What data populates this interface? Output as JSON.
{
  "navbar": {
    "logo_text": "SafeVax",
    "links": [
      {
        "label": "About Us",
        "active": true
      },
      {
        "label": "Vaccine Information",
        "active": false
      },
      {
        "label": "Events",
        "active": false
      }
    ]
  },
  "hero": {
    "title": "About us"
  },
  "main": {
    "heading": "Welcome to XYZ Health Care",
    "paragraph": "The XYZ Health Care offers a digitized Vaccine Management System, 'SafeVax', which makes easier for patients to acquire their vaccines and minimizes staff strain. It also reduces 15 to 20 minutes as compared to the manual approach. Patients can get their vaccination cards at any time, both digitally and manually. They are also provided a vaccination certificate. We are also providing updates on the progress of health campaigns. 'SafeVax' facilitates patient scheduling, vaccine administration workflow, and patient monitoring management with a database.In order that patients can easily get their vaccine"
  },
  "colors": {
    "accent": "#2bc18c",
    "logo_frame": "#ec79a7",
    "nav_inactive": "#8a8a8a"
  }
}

---

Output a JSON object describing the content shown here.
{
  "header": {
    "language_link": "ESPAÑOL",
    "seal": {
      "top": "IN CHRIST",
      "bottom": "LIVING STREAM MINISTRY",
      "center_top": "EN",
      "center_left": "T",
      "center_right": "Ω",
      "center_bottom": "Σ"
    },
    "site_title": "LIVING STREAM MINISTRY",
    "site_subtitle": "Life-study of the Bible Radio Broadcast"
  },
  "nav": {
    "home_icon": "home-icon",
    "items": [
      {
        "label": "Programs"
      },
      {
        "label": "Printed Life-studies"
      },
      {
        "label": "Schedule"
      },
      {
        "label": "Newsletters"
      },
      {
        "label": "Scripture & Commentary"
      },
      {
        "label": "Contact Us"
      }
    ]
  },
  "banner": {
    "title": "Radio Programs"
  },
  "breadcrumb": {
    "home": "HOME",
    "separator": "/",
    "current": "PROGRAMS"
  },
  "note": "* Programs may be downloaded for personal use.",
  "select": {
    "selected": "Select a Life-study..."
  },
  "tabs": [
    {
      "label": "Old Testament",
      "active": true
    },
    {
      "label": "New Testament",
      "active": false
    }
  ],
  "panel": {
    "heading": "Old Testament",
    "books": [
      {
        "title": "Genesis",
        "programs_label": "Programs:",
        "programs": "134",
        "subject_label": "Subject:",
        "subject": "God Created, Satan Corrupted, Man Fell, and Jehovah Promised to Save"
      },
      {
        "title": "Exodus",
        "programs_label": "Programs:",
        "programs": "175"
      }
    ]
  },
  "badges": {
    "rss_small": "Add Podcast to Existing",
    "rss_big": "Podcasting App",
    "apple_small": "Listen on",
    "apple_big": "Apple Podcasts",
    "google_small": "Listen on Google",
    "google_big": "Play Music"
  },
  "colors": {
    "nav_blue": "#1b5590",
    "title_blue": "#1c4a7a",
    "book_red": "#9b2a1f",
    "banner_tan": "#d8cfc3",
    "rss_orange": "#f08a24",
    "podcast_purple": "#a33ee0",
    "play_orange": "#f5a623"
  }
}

==

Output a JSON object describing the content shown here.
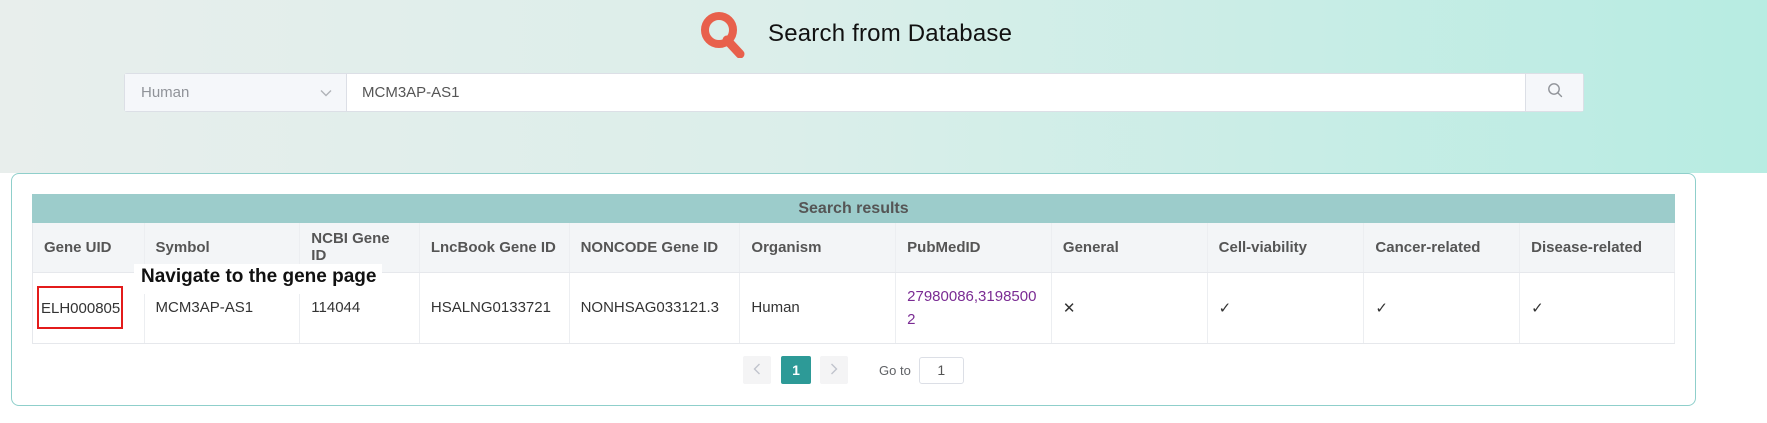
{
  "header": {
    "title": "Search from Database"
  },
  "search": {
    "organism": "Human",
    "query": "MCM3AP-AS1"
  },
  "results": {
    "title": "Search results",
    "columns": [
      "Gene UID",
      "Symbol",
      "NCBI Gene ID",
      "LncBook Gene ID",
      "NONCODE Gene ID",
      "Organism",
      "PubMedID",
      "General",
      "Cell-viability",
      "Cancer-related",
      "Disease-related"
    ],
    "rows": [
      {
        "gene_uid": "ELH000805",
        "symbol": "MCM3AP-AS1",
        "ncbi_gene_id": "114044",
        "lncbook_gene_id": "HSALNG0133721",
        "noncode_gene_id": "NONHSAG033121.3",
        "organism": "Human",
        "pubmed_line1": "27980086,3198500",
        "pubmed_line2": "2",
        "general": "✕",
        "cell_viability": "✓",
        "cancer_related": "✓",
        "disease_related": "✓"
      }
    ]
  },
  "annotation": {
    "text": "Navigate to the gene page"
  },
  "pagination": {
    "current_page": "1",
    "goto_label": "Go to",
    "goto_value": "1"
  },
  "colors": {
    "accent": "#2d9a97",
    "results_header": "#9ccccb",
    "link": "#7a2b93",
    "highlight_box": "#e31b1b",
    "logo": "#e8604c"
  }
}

- [About this exercise] From the data above, report how many lines hold the word "STREAM", answering with the number by itself.

- [Answer to the exercise] 2